Items from a data source ▸

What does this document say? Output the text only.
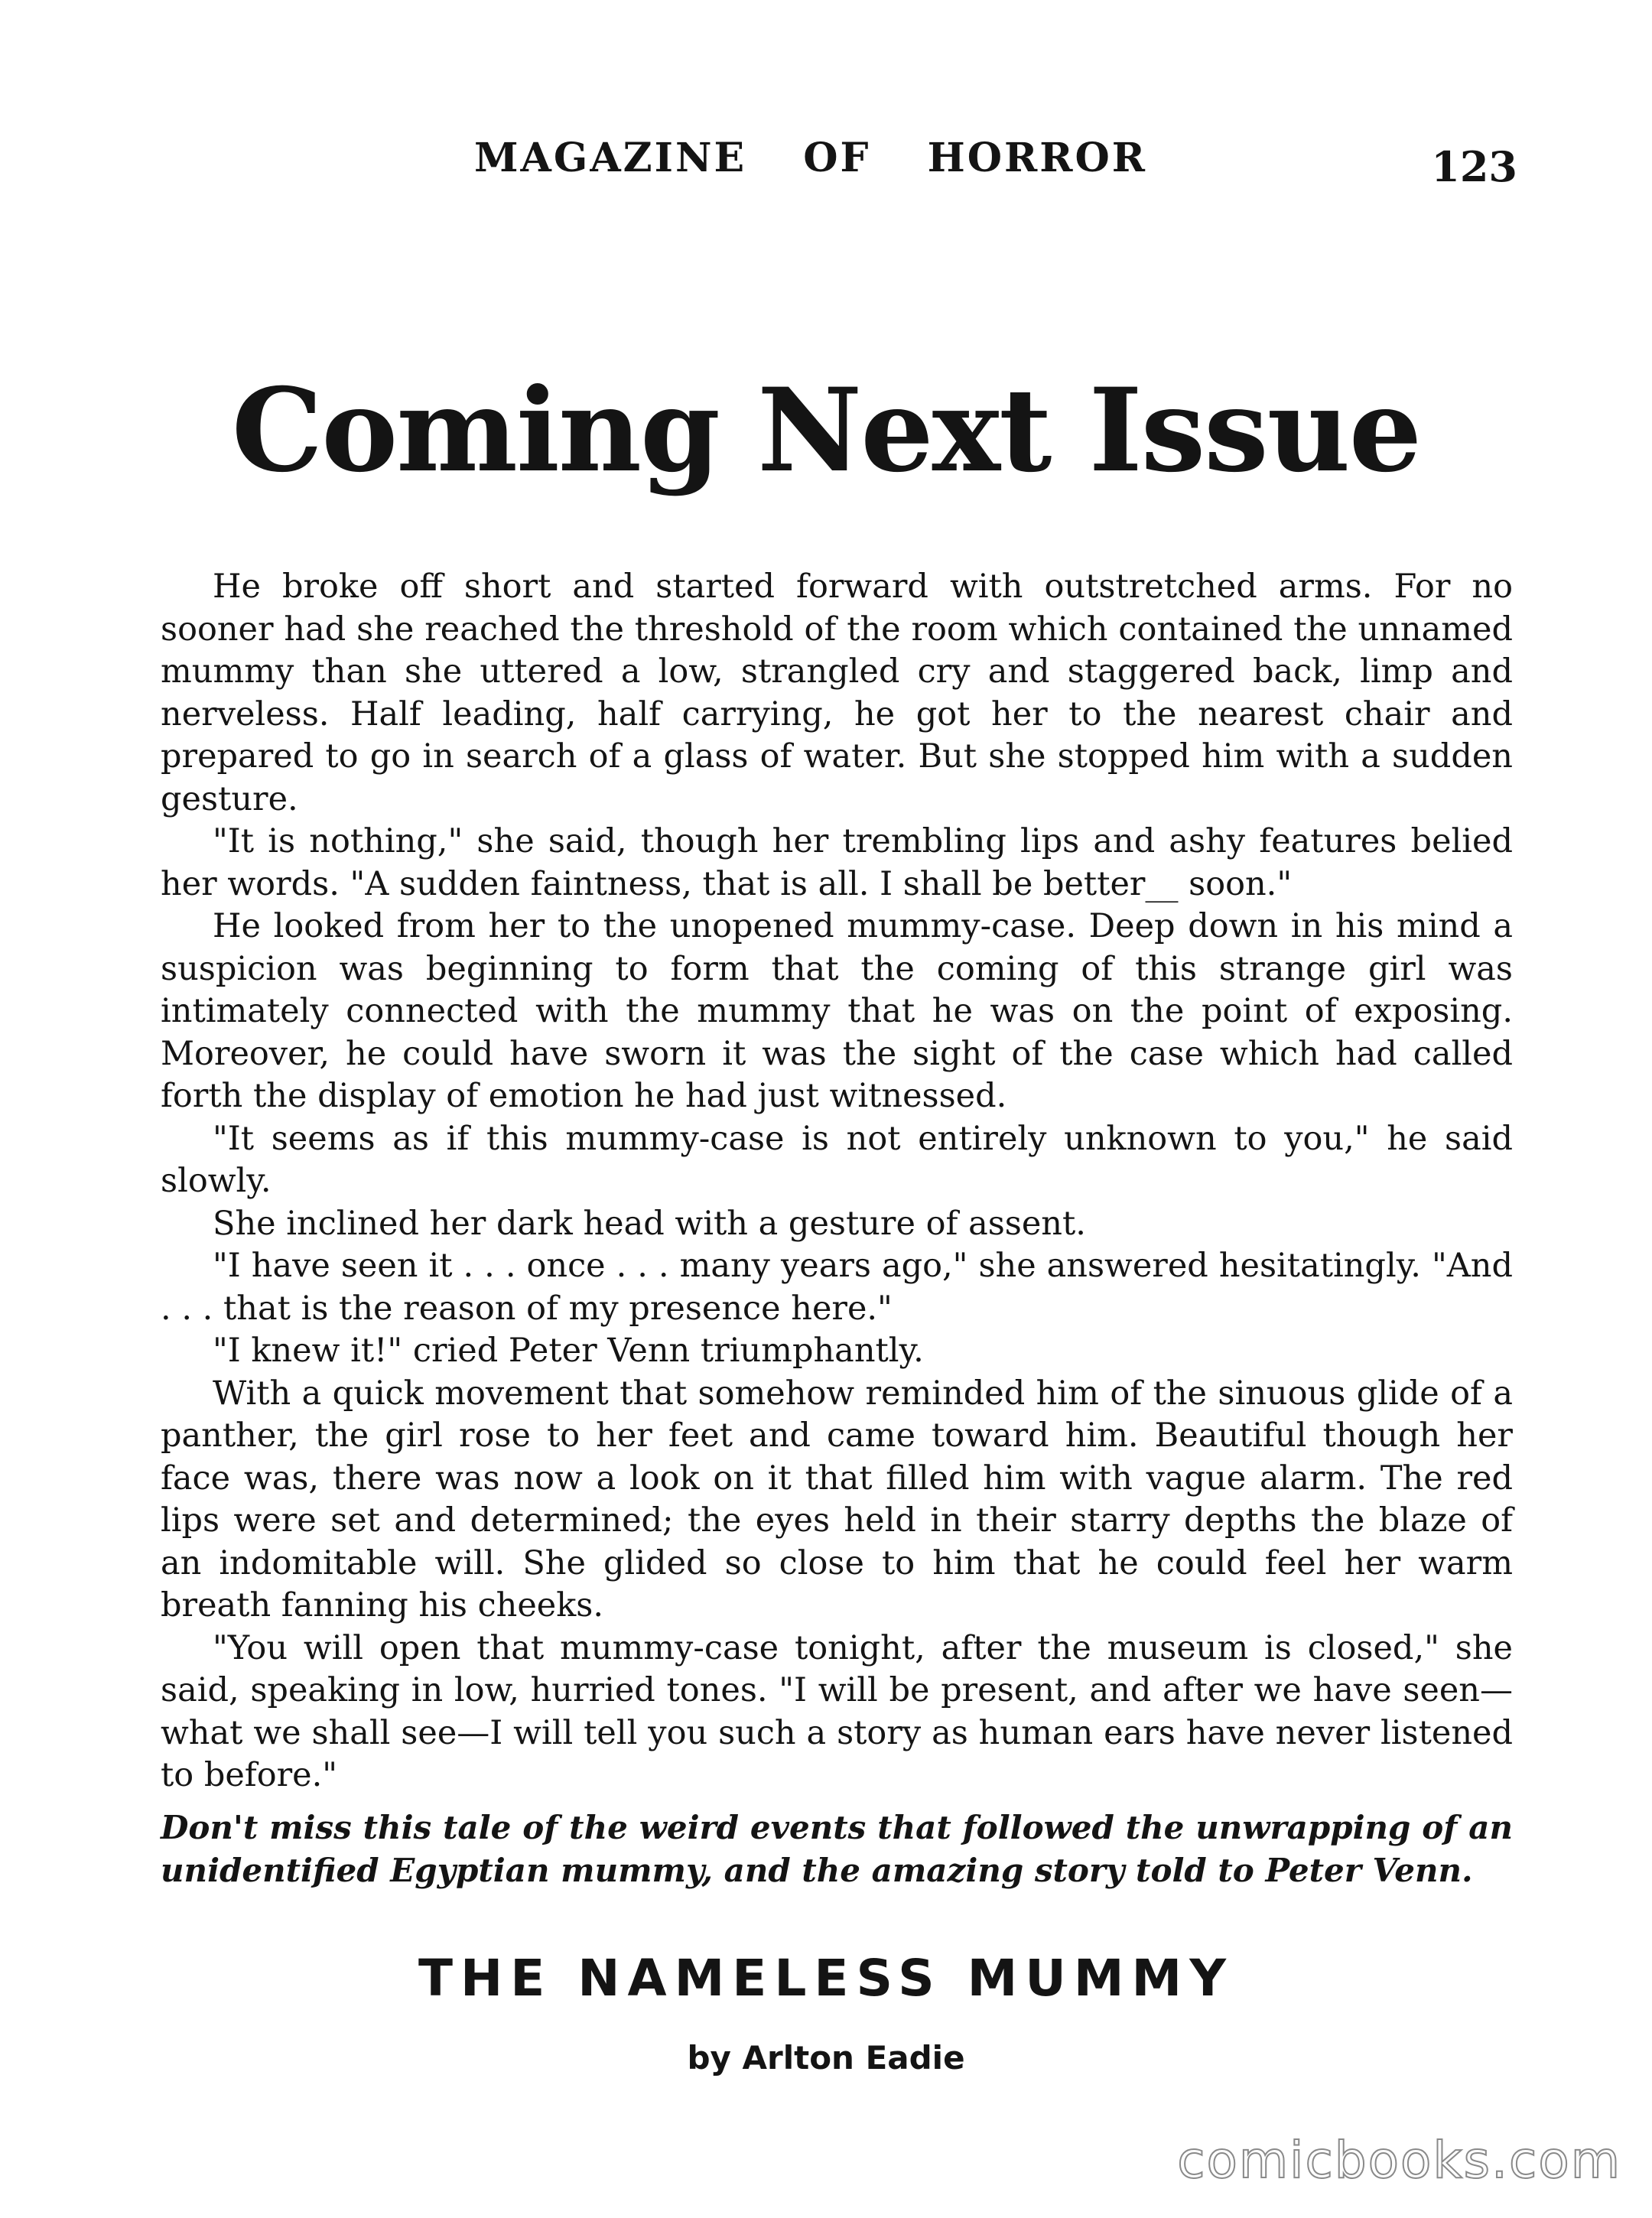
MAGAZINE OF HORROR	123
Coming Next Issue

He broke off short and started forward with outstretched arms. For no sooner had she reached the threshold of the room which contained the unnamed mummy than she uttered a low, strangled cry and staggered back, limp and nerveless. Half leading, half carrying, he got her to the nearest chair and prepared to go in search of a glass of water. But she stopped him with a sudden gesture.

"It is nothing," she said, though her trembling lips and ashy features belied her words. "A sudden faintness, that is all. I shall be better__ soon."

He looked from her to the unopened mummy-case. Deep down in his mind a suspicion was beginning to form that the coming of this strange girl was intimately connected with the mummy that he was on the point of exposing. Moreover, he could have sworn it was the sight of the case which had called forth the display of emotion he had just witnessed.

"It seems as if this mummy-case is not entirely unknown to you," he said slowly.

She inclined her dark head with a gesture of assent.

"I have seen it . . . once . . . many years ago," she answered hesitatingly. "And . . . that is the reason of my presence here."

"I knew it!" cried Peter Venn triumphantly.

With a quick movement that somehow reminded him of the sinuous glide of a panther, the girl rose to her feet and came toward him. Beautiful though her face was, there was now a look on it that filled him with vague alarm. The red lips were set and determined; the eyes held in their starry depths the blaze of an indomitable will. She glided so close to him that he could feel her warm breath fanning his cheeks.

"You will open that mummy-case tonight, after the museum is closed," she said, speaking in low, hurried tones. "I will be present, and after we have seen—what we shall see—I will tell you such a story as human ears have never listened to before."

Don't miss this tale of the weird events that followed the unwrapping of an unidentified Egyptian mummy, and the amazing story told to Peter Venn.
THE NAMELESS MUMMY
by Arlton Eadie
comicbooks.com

Written exercise ▸ State how many lines of the listing above include the word "will". Give nothing but the number.

Solved problem ▸ 2